**TASK REQUIREMENTS:** Go through the records and show each line where the word "this" occurs.

**RECORD EXTRACTS:**
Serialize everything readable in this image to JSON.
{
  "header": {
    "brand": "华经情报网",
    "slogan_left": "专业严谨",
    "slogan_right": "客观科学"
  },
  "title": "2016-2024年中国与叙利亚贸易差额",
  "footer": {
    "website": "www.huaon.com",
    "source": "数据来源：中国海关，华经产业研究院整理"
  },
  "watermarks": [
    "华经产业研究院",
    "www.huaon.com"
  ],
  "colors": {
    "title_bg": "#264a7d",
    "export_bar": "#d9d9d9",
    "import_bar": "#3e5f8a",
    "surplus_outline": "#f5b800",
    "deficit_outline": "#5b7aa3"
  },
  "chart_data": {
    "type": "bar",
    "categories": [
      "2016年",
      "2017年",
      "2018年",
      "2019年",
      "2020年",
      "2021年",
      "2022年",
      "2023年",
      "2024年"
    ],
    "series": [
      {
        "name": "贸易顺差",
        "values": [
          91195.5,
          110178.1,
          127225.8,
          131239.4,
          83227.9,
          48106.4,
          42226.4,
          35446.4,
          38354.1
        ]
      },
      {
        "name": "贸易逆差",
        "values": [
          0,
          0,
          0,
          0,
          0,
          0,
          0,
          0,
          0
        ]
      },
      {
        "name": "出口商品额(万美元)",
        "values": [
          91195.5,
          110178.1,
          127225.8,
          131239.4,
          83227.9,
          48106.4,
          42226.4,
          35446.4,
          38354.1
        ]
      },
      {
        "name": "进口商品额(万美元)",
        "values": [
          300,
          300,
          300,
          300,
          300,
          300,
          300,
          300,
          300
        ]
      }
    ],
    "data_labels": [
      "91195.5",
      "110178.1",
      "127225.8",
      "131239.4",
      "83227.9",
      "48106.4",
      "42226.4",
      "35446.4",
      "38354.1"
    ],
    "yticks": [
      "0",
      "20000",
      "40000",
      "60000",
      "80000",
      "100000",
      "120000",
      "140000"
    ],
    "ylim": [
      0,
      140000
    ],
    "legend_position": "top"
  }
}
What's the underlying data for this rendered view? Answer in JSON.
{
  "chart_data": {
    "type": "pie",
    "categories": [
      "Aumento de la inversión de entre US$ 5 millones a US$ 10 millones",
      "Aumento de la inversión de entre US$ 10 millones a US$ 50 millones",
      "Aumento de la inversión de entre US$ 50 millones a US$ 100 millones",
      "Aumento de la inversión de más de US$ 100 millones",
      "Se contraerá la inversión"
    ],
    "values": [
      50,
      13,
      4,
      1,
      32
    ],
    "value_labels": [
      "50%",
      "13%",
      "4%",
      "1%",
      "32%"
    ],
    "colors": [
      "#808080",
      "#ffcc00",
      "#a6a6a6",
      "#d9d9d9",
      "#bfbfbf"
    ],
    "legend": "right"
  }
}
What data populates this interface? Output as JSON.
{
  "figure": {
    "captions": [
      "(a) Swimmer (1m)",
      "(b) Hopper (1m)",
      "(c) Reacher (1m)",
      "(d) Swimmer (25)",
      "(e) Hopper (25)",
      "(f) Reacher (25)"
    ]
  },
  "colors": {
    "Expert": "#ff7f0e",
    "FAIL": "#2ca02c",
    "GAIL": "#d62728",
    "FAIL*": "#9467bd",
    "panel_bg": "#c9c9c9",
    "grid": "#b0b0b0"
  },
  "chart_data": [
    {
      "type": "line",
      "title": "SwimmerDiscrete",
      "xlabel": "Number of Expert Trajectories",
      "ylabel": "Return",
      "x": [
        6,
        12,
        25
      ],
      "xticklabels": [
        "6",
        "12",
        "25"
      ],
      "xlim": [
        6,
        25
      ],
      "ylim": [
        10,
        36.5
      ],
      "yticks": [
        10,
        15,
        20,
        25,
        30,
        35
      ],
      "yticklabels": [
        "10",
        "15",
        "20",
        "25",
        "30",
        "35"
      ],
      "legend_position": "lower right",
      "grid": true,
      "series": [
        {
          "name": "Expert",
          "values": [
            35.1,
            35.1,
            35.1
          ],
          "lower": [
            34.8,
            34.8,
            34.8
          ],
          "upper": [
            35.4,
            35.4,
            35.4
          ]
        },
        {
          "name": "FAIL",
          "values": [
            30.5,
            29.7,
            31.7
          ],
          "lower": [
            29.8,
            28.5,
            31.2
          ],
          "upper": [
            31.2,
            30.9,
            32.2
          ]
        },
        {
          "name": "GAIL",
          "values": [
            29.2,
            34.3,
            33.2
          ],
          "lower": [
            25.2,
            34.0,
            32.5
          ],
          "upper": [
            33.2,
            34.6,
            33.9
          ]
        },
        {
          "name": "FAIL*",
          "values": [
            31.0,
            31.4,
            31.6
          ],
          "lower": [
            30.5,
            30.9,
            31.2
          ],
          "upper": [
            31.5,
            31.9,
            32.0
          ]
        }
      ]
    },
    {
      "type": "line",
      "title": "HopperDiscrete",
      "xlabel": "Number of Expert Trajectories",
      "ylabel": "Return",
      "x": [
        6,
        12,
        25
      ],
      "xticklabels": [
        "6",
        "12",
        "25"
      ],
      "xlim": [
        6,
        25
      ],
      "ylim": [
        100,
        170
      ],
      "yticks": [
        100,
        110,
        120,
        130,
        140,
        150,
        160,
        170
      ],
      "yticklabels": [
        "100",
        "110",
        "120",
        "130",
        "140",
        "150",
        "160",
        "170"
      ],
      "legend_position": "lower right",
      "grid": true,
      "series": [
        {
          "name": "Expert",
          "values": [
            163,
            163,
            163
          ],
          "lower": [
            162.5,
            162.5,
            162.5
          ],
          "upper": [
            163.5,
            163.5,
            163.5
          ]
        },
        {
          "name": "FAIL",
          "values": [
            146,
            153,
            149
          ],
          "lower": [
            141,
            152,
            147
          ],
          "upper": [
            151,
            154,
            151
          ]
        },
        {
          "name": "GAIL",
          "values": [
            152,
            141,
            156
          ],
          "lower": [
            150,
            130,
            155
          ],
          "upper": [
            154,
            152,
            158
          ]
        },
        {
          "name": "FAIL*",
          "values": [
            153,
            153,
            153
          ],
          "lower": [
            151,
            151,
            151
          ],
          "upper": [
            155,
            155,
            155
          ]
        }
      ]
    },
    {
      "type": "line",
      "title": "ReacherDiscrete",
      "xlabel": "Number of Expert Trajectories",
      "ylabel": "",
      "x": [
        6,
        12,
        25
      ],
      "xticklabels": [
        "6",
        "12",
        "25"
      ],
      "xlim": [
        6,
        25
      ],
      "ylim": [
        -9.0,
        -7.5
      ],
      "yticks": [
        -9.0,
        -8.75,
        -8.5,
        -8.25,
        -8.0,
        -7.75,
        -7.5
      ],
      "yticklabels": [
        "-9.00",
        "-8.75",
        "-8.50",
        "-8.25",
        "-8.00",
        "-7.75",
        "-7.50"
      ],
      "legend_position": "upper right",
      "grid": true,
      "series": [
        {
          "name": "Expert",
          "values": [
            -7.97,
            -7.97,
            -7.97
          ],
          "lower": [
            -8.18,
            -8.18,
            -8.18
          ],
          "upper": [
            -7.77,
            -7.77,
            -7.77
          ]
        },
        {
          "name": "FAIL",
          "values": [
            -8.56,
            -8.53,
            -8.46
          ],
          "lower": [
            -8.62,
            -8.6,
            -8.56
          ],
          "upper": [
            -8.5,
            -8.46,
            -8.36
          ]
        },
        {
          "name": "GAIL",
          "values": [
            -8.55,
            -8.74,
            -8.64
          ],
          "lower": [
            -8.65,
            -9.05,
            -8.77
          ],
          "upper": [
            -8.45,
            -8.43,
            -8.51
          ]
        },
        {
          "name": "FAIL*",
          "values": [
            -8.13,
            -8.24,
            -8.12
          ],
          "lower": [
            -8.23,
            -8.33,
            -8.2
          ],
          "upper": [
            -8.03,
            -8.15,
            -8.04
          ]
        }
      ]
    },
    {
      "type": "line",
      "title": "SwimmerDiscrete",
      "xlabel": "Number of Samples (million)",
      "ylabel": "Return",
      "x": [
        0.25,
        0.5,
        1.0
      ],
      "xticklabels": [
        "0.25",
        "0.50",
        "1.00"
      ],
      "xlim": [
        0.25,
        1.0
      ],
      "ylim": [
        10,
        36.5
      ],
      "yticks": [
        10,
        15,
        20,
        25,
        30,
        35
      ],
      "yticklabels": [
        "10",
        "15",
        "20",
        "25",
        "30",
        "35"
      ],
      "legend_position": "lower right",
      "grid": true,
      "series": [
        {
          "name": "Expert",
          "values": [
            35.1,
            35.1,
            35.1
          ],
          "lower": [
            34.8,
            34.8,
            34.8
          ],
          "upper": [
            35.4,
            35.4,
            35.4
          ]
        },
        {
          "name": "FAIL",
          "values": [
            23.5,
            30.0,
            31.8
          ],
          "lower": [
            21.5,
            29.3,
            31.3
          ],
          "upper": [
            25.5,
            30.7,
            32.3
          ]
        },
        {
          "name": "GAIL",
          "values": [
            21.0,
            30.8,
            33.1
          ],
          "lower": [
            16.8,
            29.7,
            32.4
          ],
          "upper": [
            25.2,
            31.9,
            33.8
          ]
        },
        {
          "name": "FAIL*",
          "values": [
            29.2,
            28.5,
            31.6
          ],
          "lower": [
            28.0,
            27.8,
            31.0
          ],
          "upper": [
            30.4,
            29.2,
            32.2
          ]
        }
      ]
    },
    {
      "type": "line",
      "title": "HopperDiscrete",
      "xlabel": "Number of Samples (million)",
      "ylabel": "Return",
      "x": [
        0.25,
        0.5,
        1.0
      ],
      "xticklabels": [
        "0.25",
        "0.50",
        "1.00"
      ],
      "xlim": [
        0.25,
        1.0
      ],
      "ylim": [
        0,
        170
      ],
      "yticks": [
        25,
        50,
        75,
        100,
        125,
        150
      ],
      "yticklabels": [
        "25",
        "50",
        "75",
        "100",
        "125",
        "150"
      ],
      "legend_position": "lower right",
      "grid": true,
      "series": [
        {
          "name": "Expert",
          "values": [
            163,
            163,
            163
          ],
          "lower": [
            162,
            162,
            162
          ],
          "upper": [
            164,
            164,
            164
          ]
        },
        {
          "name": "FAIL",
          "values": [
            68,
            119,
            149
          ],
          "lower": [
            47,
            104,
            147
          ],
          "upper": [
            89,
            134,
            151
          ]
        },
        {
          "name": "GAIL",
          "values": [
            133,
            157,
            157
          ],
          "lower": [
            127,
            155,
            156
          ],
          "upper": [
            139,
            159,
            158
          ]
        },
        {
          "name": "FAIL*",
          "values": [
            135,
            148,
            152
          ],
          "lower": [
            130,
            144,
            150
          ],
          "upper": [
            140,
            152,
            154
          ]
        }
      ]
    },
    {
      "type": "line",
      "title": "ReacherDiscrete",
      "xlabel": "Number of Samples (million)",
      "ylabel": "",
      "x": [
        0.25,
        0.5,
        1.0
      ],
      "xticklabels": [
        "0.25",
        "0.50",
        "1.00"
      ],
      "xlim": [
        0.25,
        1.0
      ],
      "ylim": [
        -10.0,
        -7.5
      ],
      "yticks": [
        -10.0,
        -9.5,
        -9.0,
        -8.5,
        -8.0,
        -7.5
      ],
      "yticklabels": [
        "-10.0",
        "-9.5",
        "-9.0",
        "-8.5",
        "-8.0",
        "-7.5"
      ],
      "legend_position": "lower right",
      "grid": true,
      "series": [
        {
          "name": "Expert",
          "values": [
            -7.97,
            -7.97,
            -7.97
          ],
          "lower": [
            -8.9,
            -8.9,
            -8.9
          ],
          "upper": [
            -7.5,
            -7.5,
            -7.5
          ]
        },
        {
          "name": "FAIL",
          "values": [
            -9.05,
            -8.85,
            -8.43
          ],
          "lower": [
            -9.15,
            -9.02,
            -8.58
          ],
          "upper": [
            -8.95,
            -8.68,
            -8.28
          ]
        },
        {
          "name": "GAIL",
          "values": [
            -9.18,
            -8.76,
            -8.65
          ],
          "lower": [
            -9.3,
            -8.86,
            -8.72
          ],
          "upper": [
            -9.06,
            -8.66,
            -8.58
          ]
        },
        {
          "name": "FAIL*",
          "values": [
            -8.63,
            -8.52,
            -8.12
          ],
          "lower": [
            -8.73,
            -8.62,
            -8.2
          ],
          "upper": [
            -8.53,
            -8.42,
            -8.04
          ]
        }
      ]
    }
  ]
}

**CORRECT RESULT:**
Serialize everything readable in this image to JSON.
What's the underlying data for this rendered view? Answer in JSON.
What data populates this interface? Output as JSON.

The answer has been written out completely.